- **What you are asked to do**
Drop the images; return everything else in the listing below exactly.
▬▬▬▬▬▬
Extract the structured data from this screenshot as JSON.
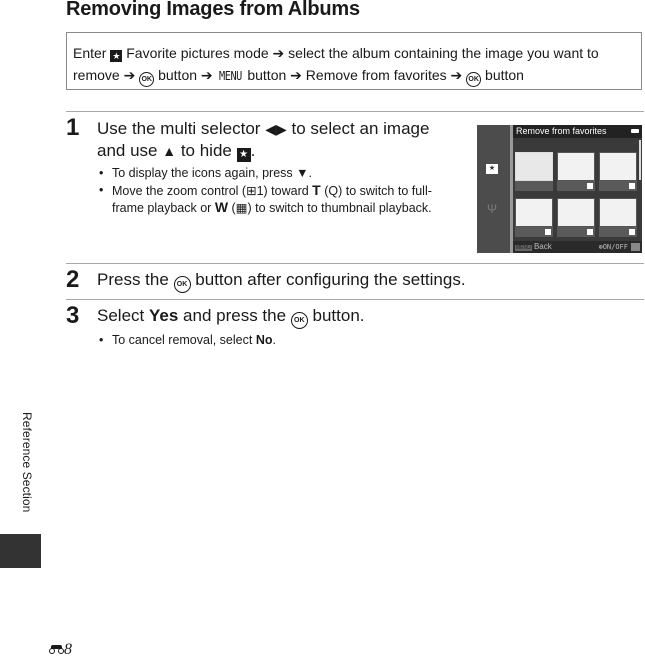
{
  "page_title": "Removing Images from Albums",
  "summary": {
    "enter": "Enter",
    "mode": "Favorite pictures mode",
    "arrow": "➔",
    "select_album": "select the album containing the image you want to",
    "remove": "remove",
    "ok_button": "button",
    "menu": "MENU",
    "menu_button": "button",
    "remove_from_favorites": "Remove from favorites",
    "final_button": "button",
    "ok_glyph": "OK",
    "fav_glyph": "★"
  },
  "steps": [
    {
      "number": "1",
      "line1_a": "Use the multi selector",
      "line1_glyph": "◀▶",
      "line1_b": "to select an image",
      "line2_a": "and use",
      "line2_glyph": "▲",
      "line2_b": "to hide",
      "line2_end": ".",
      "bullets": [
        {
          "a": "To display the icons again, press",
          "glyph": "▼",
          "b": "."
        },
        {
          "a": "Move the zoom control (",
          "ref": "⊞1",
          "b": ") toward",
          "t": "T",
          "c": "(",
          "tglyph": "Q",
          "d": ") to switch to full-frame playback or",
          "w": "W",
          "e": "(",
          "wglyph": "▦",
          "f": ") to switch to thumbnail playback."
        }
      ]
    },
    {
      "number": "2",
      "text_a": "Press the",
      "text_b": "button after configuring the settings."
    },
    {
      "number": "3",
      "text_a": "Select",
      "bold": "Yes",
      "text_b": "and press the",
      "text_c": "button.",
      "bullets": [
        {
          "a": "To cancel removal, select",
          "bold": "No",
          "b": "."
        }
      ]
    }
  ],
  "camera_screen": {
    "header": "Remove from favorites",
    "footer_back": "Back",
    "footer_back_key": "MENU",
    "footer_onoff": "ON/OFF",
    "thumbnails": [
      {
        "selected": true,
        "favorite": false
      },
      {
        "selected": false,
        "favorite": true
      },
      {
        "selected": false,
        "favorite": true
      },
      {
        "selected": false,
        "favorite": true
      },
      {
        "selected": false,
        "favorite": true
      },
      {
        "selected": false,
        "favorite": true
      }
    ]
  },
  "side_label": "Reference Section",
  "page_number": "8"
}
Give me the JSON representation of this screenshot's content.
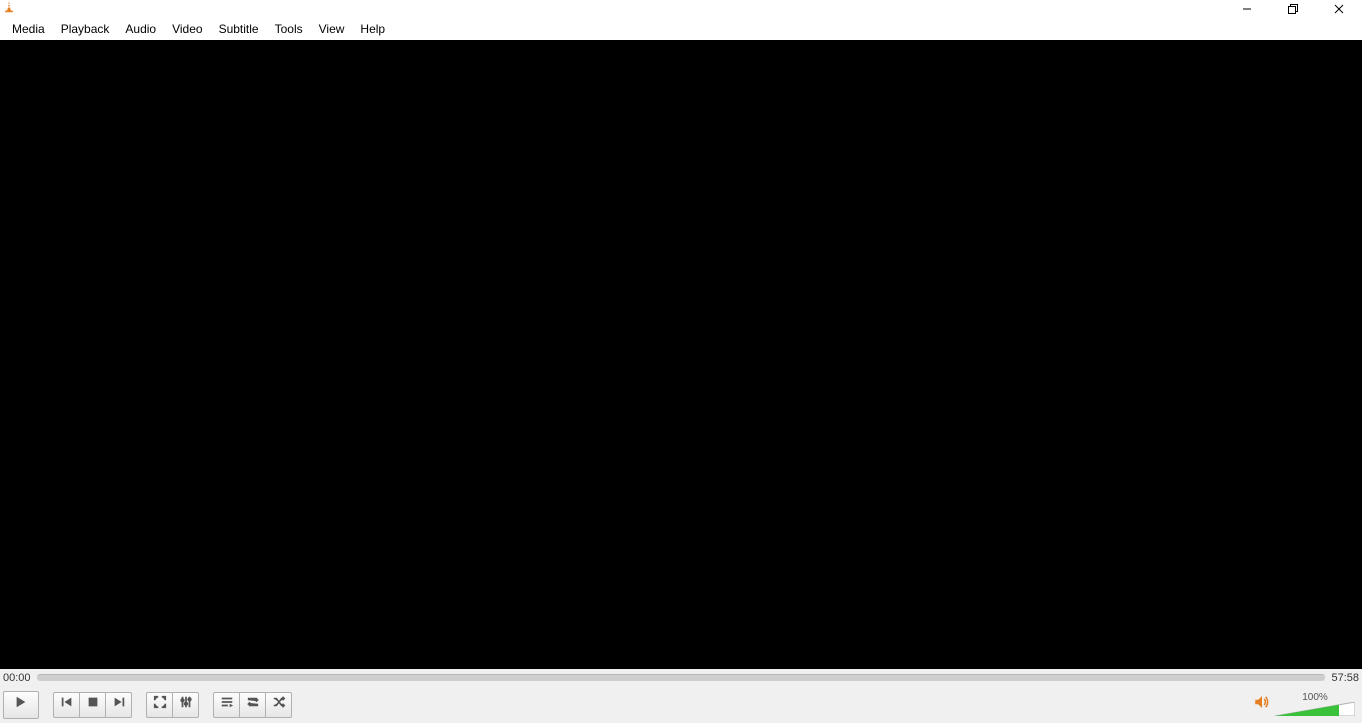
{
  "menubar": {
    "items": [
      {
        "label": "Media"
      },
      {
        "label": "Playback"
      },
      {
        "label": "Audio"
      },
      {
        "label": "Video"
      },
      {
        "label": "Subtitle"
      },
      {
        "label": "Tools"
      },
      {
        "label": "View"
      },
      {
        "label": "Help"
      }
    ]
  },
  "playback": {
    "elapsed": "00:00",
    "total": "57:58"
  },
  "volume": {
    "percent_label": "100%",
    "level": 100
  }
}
▬▬▬▬▬▬
- **Response to this exercise**
Extract the structured data from this screenshot as JSON.
{
  "page_title": "Removing Images from Albums",
  "summary": {
    "enter": "Enter",
    "mode": "Favorite pictures mode",
    "arrow": "➔",
    "select_album": "select the album containing the image you want to",
    "remove": "remove",
    "ok_button": "button",
    "menu": "MENU",
    "menu_button": "button",
    "remove_from_favorites": "Remove from favorites",
    "final_button": "button",
    "ok_glyph": "OK",
    "fav_glyph": "★"
  },
  "steps": [
    {
      "number": "1",
      "line1_a": "Use the multi selector",
      "line1_glyph": "◀▶",
      "line1_b": "to select an image",
      "line2_a": "and use",
      "line2_glyph": "▲",
      "line2_b": "to hide",
      "line2_end": ".",
      "bullets": [
        {
          "a": "To display the icons again, press",
          "glyph": "▼",
          "b": "."
        },
        {
          "a": "Move the zoom control (",
          "ref": "⊞1",
          "b": ") toward",
          "t": "T",
          "c": "(",
          "tglyph": "Q",
          "d": ") to switch to full-frame playback or",
          "w": "W",
          "e": "(",
          "wglyph": "▦",
          "f": ") to switch to thumbnail playback."
        }
      ]
    },
    {
      "number": "2",
      "text_a": "Press the",
      "text_b": "button after configuring the settings."
    },
    {
      "number": "3",
      "text_a": "Select",
      "bold": "Yes",
      "text_b": "and press the",
      "text_c": "button.",
      "bullets": [
        {
          "a": "To cancel removal, select",
          "bold": "No",
          "b": "."
        }
      ]
    }
  ],
  "camera_screen": {
    "header": "Remove from favorites",
    "footer_back": "Back",
    "footer_back_key": "MENU",
    "footer_onoff": "ON/OFF",
    "thumbnails": [
      {
        "selected": true,
        "favorite": false
      },
      {
        "selected": false,
        "favorite": true
      },
      {
        "selected": false,
        "favorite": true
      },
      {
        "selected": false,
        "favorite": true
      },
      {
        "selected": false,
        "favorite": true
      },
      {
        "selected": false,
        "favorite": true
      }
    ]
  },
  "side_label": "Reference Section",
  "page_number": "8"
}
Give me the JSON representation of this screenshot's content.
{
  "menubar": {
    "items": [
      {
        "label": "Media"
      },
      {
        "label": "Playback"
      },
      {
        "label": "Audio"
      },
      {
        "label": "Video"
      },
      {
        "label": "Subtitle"
      },
      {
        "label": "Tools"
      },
      {
        "label": "View"
      },
      {
        "label": "Help"
      }
    ]
  },
  "playback": {
    "elapsed": "00:00",
    "total": "57:58"
  },
  "volume": {
    "percent_label": "100%",
    "level": 100
  }
}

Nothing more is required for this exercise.